(Written request)
From the entries below, say how many lines carry the word "document", and give nothing but the number.

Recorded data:
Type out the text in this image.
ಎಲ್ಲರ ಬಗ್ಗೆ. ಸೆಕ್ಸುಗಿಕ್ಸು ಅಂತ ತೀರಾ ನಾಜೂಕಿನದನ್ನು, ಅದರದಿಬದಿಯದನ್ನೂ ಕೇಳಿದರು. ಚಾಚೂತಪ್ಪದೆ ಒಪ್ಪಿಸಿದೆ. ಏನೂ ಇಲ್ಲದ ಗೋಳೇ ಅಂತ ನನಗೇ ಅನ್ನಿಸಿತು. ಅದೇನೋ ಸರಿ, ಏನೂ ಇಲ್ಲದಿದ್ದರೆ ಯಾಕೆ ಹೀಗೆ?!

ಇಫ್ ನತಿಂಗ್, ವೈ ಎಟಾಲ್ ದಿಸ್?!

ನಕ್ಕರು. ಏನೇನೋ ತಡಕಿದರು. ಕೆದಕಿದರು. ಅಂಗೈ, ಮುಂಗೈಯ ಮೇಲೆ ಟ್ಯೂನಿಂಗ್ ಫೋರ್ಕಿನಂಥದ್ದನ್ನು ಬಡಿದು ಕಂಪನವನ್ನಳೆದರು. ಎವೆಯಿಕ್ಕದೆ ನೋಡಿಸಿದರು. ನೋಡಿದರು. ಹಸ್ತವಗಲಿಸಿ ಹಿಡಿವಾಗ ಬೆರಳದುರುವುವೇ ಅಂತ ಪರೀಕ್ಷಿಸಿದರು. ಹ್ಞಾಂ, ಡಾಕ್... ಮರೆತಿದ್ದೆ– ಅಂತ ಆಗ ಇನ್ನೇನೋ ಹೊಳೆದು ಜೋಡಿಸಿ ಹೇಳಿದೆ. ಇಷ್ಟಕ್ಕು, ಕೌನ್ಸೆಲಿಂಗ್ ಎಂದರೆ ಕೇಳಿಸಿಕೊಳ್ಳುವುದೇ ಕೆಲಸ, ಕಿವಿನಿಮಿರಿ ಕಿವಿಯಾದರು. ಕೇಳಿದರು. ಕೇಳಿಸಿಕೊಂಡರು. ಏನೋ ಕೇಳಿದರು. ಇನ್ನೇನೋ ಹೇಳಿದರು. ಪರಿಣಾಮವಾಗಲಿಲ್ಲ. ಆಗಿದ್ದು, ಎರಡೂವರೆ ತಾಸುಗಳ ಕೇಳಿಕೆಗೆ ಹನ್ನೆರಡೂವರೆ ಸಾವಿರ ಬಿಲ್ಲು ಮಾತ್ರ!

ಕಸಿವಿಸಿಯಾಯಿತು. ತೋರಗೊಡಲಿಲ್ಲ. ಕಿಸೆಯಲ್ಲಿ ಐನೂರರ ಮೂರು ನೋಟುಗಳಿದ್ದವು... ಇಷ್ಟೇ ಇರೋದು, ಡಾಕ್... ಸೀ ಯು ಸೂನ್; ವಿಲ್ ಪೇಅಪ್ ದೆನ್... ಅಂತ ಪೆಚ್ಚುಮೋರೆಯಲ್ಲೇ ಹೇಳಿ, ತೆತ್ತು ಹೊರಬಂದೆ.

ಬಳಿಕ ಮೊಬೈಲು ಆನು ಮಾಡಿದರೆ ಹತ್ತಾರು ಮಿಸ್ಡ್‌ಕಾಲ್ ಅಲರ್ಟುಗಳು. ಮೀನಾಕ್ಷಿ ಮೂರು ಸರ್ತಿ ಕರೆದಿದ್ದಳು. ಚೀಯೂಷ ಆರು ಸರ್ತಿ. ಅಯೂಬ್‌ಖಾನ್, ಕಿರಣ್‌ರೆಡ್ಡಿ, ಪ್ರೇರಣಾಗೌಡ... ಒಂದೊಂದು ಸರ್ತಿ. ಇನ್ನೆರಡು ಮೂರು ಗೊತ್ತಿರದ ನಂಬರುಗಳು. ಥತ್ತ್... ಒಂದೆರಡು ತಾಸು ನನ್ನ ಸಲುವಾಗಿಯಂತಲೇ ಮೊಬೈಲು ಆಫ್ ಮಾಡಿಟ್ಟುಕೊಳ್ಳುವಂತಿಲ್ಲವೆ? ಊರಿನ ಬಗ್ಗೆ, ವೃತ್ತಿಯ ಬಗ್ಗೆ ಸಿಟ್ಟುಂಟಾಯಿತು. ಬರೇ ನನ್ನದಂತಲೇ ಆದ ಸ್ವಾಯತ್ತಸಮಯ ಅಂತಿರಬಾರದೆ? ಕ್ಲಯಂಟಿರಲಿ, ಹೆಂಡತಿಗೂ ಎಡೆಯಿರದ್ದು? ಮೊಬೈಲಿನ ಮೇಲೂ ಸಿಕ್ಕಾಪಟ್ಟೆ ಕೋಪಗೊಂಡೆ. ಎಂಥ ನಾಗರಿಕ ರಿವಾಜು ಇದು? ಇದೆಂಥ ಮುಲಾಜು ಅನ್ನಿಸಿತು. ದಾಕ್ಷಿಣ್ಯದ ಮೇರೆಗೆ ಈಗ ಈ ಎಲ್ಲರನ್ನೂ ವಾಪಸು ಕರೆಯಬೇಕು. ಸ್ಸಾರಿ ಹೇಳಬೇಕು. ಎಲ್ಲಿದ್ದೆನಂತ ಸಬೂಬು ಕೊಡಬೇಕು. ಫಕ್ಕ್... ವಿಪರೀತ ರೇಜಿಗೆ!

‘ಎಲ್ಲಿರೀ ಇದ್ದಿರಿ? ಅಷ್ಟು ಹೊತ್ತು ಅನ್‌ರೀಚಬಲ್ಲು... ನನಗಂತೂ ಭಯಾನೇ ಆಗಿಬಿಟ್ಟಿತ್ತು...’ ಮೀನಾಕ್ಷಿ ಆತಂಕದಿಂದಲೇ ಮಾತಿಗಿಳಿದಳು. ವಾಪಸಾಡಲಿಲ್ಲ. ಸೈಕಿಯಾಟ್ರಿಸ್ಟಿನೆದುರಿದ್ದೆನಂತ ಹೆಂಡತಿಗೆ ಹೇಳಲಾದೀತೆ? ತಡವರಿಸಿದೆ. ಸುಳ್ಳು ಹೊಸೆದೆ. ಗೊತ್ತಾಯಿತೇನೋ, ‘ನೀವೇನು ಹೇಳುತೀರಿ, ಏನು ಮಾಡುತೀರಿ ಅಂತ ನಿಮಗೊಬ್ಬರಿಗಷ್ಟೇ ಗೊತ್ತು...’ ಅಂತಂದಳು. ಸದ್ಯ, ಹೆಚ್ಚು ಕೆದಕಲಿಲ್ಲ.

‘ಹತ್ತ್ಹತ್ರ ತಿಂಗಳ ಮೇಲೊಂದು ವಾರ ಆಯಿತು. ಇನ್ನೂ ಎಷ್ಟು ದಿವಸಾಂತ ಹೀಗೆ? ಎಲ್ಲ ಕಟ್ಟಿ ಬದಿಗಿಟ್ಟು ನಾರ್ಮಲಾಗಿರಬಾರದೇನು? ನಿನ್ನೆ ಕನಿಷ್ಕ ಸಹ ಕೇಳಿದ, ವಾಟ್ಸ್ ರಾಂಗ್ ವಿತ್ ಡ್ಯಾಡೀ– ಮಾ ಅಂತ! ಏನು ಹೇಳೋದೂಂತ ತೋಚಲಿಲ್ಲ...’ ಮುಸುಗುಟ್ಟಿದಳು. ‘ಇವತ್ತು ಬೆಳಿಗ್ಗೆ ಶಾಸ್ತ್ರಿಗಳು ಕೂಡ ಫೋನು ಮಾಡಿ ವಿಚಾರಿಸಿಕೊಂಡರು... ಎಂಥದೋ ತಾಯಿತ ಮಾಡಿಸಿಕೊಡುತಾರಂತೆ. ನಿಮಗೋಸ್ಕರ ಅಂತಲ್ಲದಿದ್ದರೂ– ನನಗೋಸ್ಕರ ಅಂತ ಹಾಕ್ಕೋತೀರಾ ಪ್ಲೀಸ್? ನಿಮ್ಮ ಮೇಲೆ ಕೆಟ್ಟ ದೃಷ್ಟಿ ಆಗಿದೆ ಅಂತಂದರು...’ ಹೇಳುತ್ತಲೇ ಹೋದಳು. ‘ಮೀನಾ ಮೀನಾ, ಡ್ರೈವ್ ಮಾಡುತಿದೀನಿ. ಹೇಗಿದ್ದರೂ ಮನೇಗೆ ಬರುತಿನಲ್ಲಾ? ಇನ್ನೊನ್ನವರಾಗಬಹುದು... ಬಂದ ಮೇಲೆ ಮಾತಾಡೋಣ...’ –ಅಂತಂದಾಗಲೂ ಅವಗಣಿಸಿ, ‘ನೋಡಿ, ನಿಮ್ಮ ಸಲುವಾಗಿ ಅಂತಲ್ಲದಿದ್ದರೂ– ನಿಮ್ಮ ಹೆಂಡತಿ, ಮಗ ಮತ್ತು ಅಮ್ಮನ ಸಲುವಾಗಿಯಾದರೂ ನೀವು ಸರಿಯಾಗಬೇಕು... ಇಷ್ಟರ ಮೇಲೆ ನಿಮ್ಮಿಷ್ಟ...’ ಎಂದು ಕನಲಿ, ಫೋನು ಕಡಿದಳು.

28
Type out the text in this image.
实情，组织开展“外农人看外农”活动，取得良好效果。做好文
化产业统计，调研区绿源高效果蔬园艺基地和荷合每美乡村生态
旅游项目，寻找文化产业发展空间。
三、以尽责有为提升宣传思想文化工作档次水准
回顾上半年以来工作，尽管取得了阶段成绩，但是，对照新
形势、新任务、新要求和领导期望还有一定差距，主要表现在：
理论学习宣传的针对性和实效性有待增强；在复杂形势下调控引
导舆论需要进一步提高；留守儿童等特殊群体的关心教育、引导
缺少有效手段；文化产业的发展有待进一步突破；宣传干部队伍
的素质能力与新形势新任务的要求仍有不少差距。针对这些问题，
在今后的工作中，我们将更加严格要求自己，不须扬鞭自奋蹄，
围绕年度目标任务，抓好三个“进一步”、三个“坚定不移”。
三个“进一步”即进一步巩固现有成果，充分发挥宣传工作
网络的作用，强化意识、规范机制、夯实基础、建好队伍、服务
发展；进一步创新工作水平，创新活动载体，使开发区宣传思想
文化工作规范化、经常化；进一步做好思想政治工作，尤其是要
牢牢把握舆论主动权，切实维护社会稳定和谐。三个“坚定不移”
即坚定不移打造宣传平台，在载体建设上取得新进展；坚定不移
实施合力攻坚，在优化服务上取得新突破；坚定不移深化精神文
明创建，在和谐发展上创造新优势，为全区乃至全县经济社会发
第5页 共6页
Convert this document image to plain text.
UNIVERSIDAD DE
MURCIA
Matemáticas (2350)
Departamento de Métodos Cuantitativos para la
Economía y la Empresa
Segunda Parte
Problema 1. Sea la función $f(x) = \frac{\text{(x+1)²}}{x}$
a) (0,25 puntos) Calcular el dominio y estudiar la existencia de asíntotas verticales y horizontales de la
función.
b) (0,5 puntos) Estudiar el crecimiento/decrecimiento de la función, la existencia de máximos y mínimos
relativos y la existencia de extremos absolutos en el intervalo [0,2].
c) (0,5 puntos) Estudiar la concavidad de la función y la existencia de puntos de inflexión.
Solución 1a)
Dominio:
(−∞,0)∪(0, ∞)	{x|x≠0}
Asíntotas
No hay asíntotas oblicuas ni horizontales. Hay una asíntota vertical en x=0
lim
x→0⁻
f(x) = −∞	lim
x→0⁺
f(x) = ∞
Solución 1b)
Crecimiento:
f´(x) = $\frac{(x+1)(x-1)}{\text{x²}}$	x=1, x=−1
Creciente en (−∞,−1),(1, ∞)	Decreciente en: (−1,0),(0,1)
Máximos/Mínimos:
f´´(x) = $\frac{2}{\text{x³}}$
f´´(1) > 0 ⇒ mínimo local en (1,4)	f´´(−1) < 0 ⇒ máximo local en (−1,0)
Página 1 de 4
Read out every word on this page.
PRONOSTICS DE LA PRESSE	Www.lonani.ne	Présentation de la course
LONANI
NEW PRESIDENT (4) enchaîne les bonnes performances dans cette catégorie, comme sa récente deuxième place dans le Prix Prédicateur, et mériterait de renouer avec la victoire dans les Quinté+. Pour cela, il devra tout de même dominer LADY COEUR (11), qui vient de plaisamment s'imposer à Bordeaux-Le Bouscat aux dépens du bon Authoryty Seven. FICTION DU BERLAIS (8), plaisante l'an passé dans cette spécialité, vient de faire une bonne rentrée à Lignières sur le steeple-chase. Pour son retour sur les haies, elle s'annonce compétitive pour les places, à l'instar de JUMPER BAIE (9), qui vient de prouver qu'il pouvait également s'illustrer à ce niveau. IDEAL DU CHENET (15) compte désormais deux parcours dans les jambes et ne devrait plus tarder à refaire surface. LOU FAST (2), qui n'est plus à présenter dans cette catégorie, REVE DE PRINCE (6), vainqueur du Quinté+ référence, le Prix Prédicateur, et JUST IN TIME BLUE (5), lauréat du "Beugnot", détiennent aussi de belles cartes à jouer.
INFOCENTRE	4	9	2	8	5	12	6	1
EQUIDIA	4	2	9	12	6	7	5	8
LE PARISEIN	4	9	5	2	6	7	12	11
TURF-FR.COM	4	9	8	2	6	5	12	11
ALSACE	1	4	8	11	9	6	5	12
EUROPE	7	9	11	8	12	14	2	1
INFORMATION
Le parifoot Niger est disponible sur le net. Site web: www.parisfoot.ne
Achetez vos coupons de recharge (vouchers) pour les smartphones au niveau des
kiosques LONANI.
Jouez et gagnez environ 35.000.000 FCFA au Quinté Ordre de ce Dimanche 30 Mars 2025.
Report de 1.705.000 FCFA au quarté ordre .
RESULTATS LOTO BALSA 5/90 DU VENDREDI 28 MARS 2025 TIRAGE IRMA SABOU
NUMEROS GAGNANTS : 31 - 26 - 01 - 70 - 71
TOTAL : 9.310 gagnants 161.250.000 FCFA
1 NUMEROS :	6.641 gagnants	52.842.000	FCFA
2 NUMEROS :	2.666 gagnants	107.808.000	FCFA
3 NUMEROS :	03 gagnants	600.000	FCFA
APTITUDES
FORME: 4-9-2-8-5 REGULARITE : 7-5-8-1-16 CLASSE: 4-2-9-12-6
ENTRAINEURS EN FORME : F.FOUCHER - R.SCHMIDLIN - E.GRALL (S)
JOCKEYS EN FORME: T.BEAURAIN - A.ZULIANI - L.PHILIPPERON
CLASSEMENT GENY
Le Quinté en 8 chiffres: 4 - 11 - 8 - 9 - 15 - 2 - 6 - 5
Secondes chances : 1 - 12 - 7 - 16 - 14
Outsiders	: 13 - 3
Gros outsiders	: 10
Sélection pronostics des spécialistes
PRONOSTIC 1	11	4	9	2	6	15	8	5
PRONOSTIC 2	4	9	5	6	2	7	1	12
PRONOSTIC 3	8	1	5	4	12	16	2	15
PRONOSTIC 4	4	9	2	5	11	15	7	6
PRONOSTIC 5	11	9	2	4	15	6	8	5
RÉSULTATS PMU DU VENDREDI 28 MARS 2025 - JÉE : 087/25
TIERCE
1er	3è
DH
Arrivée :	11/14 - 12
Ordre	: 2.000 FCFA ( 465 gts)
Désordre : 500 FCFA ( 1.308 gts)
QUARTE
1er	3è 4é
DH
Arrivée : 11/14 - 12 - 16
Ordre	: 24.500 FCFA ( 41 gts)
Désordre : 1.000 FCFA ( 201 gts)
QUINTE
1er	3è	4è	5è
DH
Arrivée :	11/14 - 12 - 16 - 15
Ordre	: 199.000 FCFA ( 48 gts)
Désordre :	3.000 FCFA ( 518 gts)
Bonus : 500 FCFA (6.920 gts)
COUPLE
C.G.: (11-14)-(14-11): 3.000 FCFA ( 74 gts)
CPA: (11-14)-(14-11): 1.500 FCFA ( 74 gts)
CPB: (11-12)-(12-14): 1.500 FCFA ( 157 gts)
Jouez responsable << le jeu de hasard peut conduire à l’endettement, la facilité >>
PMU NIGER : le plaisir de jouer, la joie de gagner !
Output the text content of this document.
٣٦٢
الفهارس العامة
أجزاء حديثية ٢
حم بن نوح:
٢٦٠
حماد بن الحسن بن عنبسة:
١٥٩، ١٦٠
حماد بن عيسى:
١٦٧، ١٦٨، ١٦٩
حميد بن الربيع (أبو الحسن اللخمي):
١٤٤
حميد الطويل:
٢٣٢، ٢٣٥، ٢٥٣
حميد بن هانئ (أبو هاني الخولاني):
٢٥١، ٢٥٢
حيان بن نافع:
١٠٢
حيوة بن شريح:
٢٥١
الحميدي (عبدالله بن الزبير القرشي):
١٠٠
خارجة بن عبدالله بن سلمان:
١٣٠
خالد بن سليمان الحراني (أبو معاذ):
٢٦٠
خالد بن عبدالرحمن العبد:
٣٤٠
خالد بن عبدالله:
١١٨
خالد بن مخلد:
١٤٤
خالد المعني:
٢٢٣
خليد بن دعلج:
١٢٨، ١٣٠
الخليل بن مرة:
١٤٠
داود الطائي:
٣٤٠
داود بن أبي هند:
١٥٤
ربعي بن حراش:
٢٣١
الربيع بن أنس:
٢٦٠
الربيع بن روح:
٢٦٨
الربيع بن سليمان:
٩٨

(Solution)
2